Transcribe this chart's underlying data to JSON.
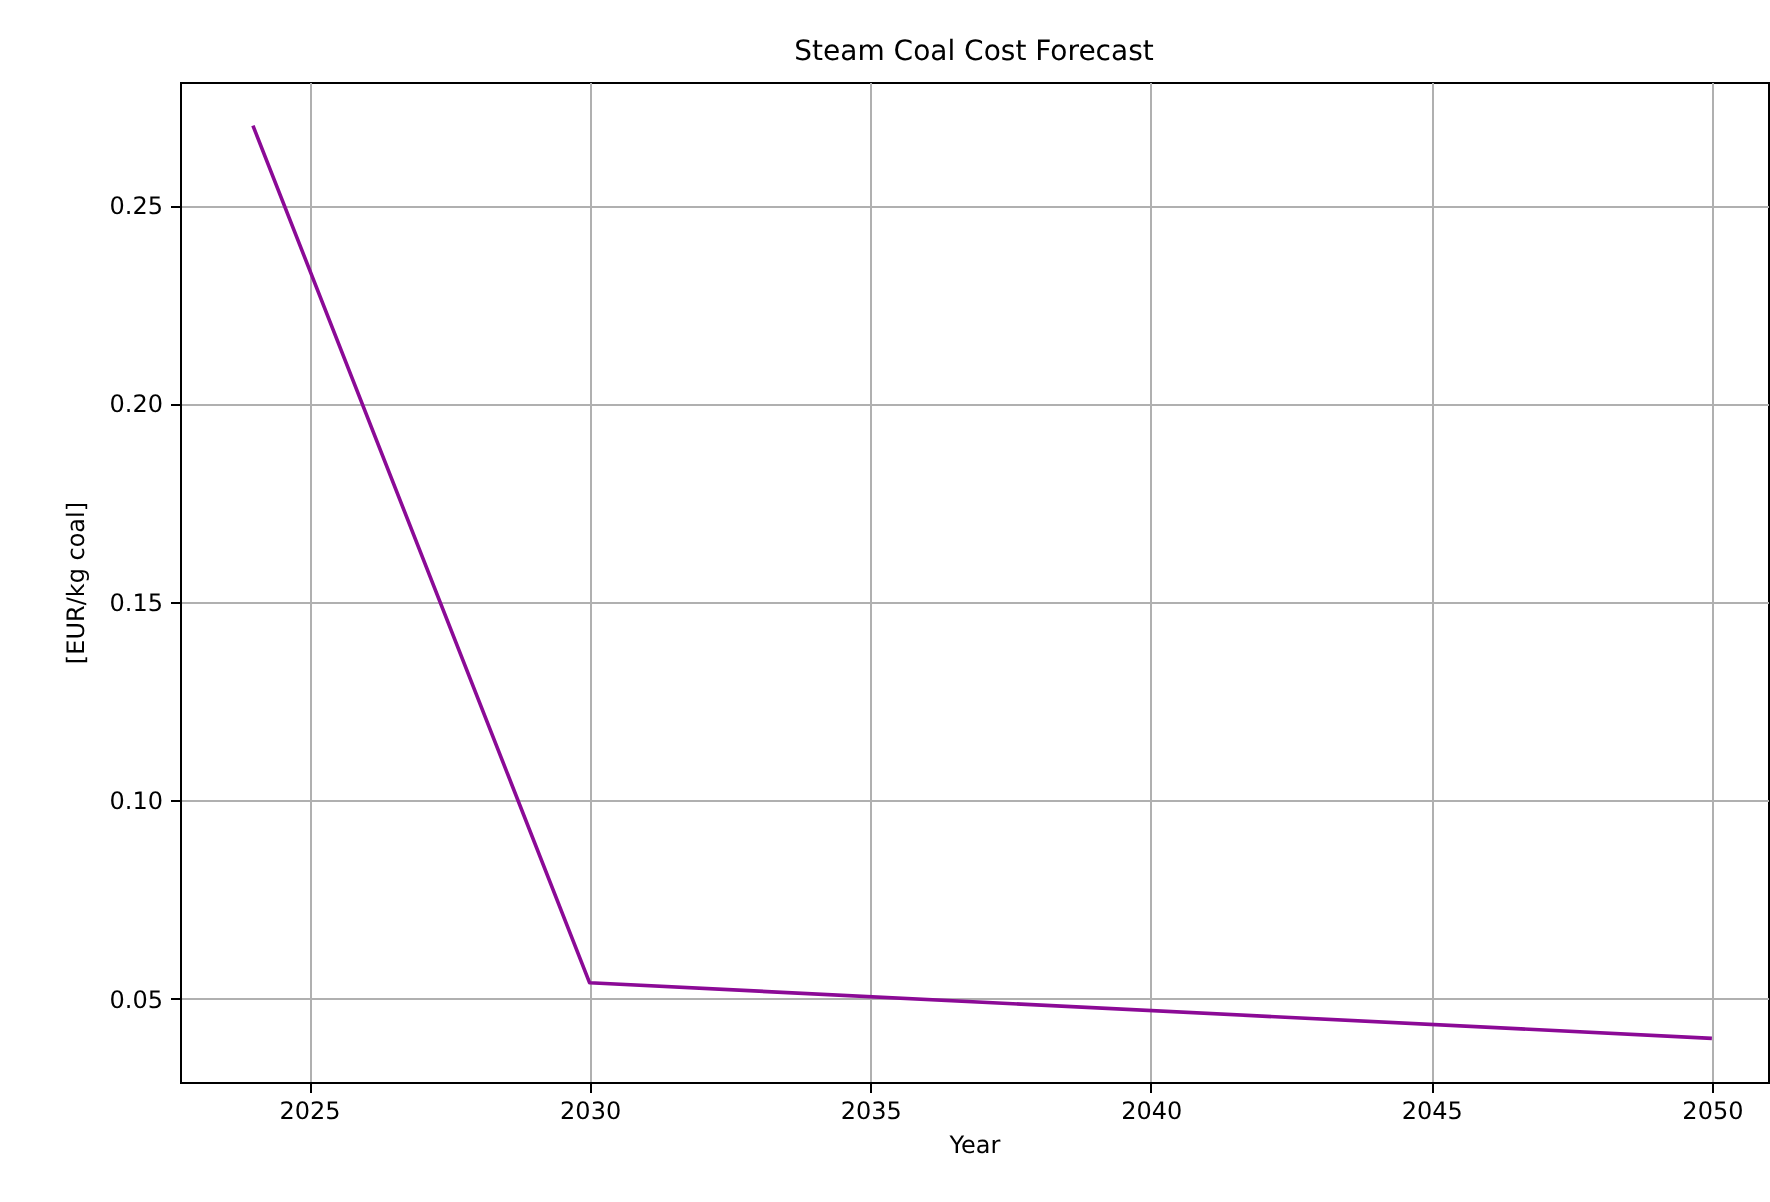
{
  "chart_data": {
    "type": "line",
    "title": "Steam Coal Cost Forecast",
    "xlabel": "Year",
    "ylabel": "[EUR/kg coal]",
    "x": [
      2024,
      2030,
      2050
    ],
    "series": [
      {
        "color": "#8b0a96",
        "values": [
          0.27,
          0.054,
          0.04
        ]
      }
    ],
    "xlim": [
      2022.7,
      2051
    ],
    "xticks": [
      2025,
      2030,
      2035,
      2040,
      2045,
      2050
    ],
    "ylim": [
      0.029,
      0.281
    ],
    "yticks": [
      0.05,
      {
        "value": 0.1,
        "label": "0.10"
      },
      0.15,
      {
        "value": 0.2,
        "label": "0.20"
      },
      0.25
    ],
    "grid": true
  }
}
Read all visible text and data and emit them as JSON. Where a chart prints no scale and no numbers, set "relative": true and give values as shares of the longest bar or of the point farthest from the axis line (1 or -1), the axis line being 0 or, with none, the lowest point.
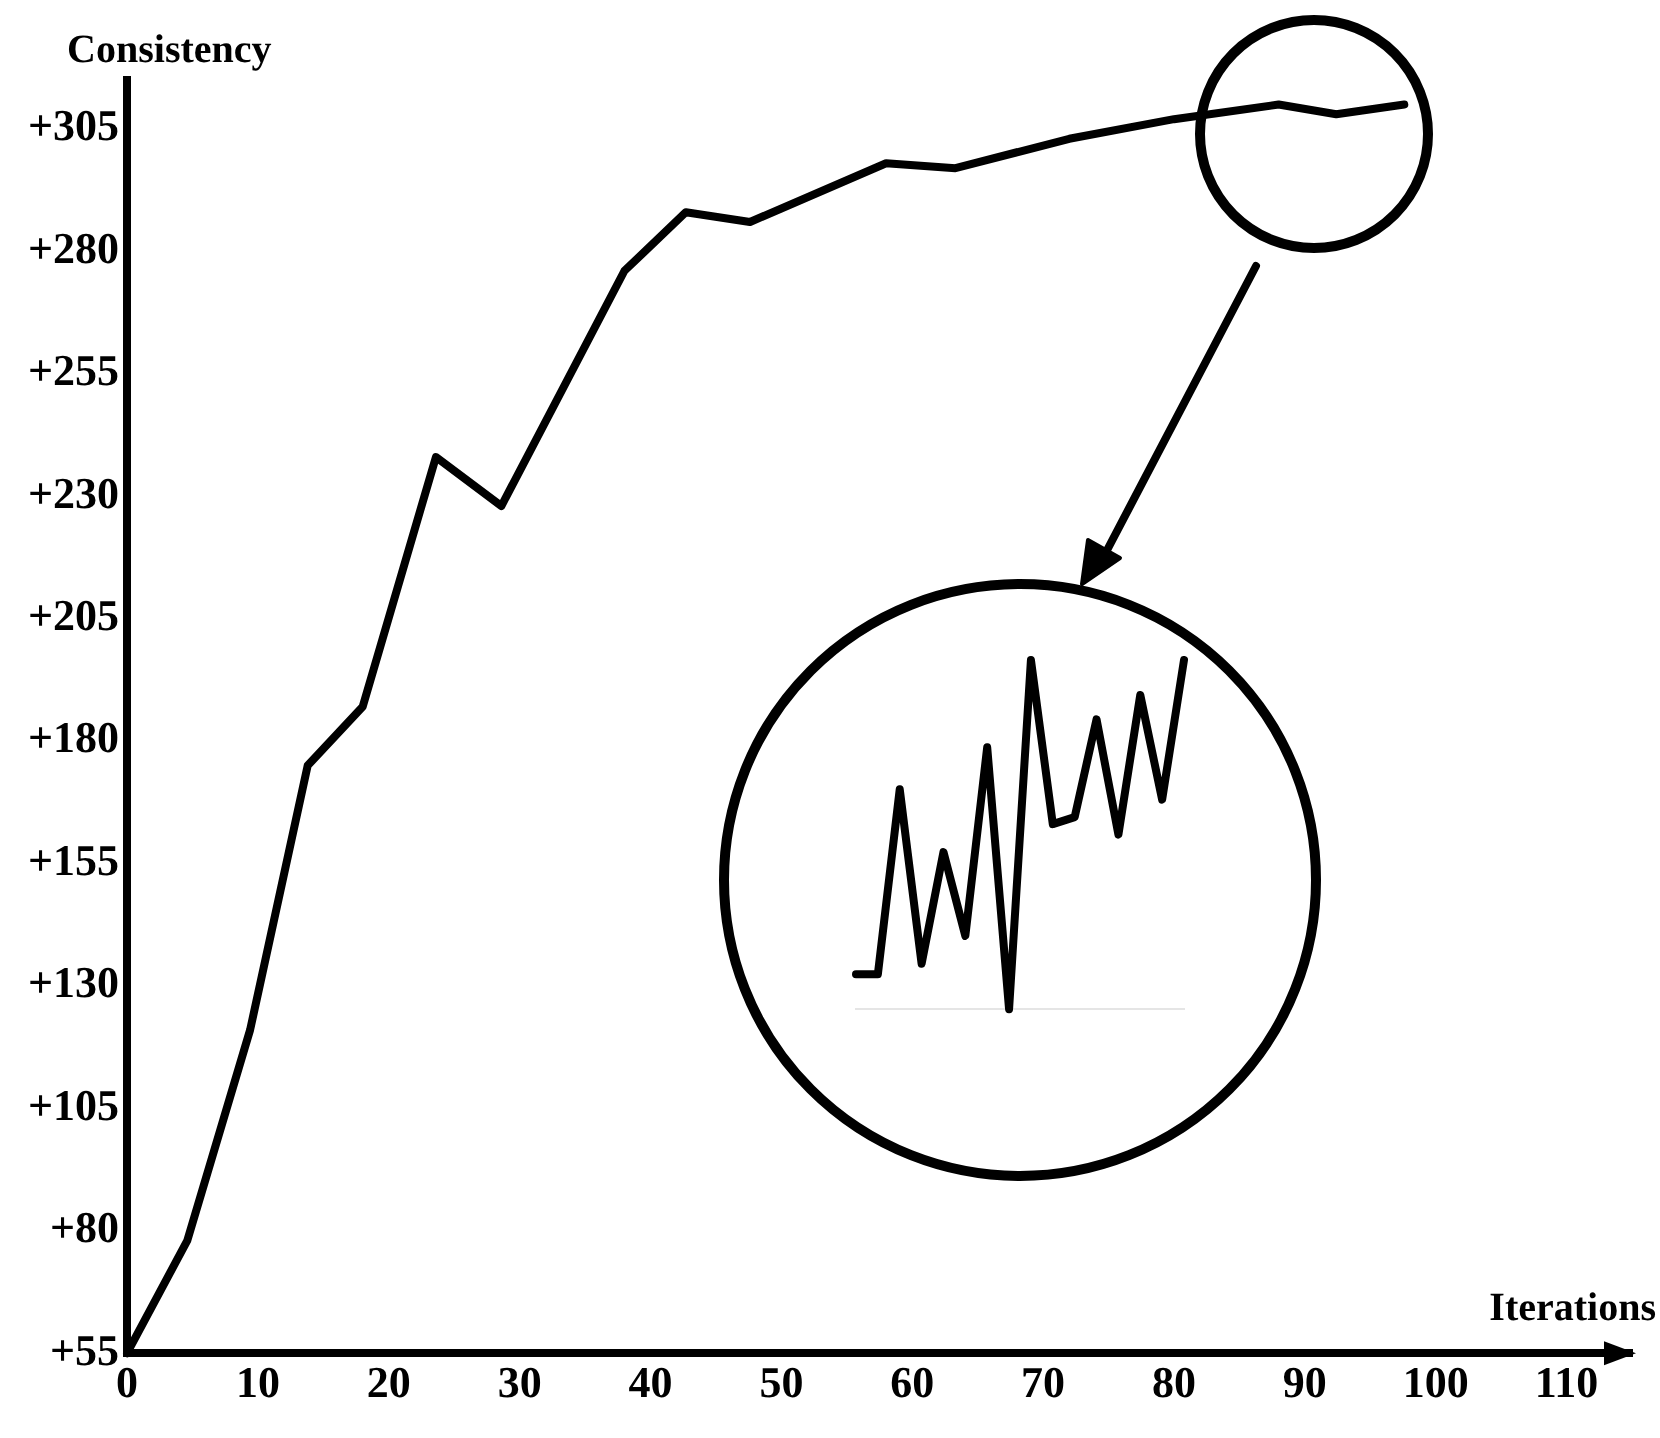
{
  "chart_data": [
    {
      "type": "line",
      "xlabel": "Iterations",
      "ylabel": "Consistency",
      "x": [
        0,
        4.6,
        9.4,
        13.8,
        18,
        23.6,
        28.6,
        38,
        42.7,
        47.6,
        58,
        63.3,
        72,
        80,
        88,
        92.4,
        97.6
      ],
      "values": [
        55,
        78,
        121,
        175,
        187,
        238,
        228,
        276,
        288,
        286,
        298,
        297,
        303,
        307,
        310,
        308,
        310
      ],
      "color": "#000000",
      "xlim": [
        0,
        115
      ],
      "xticks": [
        0,
        10,
        20,
        30,
        40,
        50,
        60,
        70,
        80,
        90,
        100,
        110
      ],
      "ylim": [
        55,
        315
      ],
      "yticks": [
        {
          "value": 55,
          "label": "+55"
        },
        {
          "value": 80,
          "label": "+80"
        },
        {
          "value": 105,
          "label": "+105"
        },
        {
          "value": 130,
          "label": "+130"
        },
        {
          "value": 155,
          "label": "+155"
        },
        {
          "value": 180,
          "label": "+180"
        },
        {
          "value": 205,
          "label": "+205"
        },
        {
          "value": 230,
          "label": "+230"
        },
        {
          "value": 255,
          "label": "+255"
        },
        {
          "value": 280,
          "label": "+280"
        },
        {
          "value": 305,
          "label": "+305"
        }
      ],
      "marker": "none",
      "line_style": "solid"
    },
    {
      "type": "line",
      "relative": true,
      "categories": [
        null,
        null,
        null,
        null,
        null,
        null,
        null,
        null,
        null,
        null,
        null,
        null,
        null,
        null,
        null,
        null
      ],
      "values": [
        0.1,
        0.1,
        0.63,
        0.13,
        0.45,
        0.21,
        0.75,
        0,
        1,
        0.53,
        0.55,
        0.83,
        0.5,
        0.9,
        0.6,
        1
      ],
      "color": "#000000",
      "marker": "none",
      "line_style": "solid"
    }
  ]
}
--
▸ **Exercise task**
Give only the number of lines in the listing above that include the string "relative".

▸ **Solution for this problem**
2